Task to complete:
Select from the data all lines with the word "Weekly".

Dataset rows about figures:
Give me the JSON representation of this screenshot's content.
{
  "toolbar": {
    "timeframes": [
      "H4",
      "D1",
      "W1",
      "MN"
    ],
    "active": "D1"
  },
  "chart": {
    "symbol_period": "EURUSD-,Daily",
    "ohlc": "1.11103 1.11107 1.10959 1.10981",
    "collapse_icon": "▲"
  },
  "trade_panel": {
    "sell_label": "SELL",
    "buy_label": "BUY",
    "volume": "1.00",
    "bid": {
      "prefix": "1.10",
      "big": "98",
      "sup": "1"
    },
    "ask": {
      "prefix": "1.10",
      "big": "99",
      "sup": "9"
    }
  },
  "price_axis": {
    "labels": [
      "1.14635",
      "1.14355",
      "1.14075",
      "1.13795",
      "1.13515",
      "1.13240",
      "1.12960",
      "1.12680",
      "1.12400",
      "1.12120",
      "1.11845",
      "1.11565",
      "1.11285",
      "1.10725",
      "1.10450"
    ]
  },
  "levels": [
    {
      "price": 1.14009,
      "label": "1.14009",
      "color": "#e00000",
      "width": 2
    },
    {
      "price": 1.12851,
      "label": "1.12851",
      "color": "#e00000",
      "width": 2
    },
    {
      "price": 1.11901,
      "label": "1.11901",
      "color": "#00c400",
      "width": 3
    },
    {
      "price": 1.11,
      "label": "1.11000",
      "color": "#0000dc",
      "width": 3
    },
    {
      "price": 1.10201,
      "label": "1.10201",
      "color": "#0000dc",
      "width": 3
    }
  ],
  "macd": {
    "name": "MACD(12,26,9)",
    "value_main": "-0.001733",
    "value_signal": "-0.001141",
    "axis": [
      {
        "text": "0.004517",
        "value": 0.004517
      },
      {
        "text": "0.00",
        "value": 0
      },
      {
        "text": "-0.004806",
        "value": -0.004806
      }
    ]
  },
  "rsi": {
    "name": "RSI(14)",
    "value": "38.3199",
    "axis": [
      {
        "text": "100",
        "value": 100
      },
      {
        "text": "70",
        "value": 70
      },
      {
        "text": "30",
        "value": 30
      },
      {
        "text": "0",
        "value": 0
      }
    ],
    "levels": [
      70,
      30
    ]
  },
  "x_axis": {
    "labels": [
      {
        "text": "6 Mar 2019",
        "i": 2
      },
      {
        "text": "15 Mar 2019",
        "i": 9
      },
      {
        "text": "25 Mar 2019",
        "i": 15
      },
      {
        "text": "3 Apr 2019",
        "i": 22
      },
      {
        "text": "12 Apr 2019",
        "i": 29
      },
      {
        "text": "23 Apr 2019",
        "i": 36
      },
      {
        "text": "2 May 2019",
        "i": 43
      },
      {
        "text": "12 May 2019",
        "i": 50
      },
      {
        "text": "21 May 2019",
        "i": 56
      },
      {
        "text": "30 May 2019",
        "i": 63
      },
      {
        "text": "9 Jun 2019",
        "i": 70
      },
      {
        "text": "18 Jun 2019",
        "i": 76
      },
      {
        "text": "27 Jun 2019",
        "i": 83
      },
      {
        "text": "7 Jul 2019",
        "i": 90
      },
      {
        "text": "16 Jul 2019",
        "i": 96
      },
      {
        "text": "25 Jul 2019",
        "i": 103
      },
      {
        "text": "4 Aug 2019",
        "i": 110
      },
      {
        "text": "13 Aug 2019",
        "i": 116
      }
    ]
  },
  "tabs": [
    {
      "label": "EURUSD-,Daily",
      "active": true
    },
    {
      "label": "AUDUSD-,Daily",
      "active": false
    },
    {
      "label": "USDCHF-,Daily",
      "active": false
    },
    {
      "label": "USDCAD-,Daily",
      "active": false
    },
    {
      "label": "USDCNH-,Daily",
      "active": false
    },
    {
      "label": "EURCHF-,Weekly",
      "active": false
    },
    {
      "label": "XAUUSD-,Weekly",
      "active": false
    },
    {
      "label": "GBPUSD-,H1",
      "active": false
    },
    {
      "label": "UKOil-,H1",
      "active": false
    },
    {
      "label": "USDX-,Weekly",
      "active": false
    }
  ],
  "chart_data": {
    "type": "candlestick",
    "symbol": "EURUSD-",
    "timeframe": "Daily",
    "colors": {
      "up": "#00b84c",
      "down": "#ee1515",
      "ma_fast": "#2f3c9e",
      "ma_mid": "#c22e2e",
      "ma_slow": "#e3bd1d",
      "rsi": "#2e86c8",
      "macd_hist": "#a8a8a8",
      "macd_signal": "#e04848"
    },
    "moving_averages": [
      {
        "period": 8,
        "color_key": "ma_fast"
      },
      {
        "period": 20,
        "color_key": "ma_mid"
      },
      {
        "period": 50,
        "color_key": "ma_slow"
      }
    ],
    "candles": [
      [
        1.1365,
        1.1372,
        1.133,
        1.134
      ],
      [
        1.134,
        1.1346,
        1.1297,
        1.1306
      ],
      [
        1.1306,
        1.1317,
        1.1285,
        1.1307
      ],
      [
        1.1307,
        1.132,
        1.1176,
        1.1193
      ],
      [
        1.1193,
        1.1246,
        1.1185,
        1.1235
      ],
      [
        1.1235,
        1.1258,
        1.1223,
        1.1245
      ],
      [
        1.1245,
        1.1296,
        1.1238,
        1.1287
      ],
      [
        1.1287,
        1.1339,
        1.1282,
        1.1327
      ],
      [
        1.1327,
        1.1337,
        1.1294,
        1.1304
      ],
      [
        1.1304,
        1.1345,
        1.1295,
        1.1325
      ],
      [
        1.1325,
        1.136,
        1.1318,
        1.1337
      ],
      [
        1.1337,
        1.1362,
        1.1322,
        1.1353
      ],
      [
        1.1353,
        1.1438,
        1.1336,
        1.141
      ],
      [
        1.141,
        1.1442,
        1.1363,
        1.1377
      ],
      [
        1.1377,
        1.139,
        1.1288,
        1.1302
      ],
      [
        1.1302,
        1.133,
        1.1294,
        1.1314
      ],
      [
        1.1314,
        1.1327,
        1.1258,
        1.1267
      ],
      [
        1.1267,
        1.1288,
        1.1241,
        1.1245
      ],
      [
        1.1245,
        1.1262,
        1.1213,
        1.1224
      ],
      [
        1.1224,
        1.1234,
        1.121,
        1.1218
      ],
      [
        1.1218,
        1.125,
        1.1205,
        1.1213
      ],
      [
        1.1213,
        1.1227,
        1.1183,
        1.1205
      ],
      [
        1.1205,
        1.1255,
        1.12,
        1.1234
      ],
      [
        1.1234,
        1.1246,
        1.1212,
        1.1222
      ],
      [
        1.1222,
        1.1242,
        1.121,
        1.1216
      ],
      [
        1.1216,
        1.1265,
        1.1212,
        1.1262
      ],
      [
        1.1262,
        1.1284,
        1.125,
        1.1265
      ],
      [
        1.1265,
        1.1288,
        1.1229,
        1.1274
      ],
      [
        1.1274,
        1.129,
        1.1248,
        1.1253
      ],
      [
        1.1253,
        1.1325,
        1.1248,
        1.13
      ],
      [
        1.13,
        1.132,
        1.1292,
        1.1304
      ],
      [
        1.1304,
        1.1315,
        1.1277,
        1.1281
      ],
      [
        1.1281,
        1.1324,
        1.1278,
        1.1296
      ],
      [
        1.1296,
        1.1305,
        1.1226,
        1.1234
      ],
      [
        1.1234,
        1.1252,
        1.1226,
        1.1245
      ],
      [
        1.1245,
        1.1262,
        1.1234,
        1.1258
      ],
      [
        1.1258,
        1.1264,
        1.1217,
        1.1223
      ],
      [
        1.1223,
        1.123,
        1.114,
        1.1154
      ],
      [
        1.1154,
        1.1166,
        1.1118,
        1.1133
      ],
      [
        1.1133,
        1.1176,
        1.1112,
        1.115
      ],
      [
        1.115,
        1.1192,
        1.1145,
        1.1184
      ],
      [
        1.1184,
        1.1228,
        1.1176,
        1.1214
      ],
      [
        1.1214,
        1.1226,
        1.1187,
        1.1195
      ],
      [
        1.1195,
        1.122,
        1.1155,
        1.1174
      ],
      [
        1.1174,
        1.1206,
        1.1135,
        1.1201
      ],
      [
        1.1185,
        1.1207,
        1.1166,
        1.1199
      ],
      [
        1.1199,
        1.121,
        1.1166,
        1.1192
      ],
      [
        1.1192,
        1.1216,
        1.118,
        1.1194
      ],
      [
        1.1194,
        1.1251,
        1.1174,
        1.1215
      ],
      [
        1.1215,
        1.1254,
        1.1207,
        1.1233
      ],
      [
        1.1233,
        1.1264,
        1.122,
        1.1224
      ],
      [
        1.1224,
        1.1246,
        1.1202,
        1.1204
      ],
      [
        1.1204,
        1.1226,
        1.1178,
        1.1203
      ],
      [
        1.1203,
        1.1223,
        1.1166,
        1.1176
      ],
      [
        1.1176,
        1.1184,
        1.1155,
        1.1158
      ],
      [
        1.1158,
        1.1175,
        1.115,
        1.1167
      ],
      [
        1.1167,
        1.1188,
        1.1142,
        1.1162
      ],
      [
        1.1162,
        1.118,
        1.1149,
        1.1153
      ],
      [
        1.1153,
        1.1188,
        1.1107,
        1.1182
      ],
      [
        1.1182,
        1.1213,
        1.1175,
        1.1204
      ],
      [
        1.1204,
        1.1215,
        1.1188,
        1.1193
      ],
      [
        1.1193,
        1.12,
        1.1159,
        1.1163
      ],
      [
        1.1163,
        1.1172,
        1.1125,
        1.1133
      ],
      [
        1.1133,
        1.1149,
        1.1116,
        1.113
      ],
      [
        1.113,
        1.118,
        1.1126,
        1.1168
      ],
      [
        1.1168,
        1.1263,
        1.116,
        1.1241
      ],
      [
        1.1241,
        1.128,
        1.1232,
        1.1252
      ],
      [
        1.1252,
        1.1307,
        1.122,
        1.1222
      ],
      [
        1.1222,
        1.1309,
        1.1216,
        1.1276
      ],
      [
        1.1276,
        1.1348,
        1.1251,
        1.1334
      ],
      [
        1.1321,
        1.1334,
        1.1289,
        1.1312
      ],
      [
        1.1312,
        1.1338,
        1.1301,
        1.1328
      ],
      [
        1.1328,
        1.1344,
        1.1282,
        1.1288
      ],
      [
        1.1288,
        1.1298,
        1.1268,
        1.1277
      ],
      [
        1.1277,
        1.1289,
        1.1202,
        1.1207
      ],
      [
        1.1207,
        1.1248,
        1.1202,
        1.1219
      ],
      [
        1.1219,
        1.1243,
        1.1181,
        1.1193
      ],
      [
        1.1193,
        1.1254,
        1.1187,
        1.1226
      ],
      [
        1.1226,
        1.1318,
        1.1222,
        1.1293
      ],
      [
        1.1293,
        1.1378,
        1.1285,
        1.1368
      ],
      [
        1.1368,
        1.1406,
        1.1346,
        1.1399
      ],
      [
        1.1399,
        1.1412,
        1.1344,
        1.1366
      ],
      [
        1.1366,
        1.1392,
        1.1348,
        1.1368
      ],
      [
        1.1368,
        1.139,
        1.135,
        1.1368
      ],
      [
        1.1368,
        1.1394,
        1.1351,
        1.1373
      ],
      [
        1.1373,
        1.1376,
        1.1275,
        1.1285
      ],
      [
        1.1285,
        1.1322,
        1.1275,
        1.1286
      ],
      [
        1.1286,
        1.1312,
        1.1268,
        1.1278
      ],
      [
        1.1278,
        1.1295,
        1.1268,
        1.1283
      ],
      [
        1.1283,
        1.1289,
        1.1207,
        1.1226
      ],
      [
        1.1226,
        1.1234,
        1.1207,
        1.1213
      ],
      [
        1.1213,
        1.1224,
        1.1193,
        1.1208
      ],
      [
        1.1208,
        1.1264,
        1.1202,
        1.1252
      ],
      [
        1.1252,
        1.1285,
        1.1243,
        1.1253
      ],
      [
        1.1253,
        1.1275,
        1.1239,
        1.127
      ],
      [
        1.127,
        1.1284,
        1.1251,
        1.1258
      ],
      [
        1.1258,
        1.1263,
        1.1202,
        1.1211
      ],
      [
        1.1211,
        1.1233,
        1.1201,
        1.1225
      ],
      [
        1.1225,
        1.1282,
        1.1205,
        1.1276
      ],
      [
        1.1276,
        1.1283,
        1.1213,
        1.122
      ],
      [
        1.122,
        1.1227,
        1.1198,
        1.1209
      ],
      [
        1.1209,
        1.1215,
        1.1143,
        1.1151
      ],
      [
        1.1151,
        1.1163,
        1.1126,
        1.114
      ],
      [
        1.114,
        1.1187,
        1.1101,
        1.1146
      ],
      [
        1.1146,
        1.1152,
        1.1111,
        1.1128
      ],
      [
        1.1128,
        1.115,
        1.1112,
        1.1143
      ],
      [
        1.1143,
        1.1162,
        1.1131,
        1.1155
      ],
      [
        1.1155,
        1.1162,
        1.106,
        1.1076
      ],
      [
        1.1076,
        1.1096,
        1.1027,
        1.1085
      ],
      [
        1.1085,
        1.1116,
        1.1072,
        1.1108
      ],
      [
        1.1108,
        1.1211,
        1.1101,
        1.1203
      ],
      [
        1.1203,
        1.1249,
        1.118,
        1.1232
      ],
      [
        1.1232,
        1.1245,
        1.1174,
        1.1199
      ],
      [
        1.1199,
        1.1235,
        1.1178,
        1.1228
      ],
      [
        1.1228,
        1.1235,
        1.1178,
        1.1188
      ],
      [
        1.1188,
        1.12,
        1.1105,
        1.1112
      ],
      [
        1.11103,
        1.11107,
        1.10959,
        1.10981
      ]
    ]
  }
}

Response for this exercise:
      "label": "EURCHF-,Weekly",
      "label": "XAUUSD-,Weekly",
      "label": "USDX-,Weekly",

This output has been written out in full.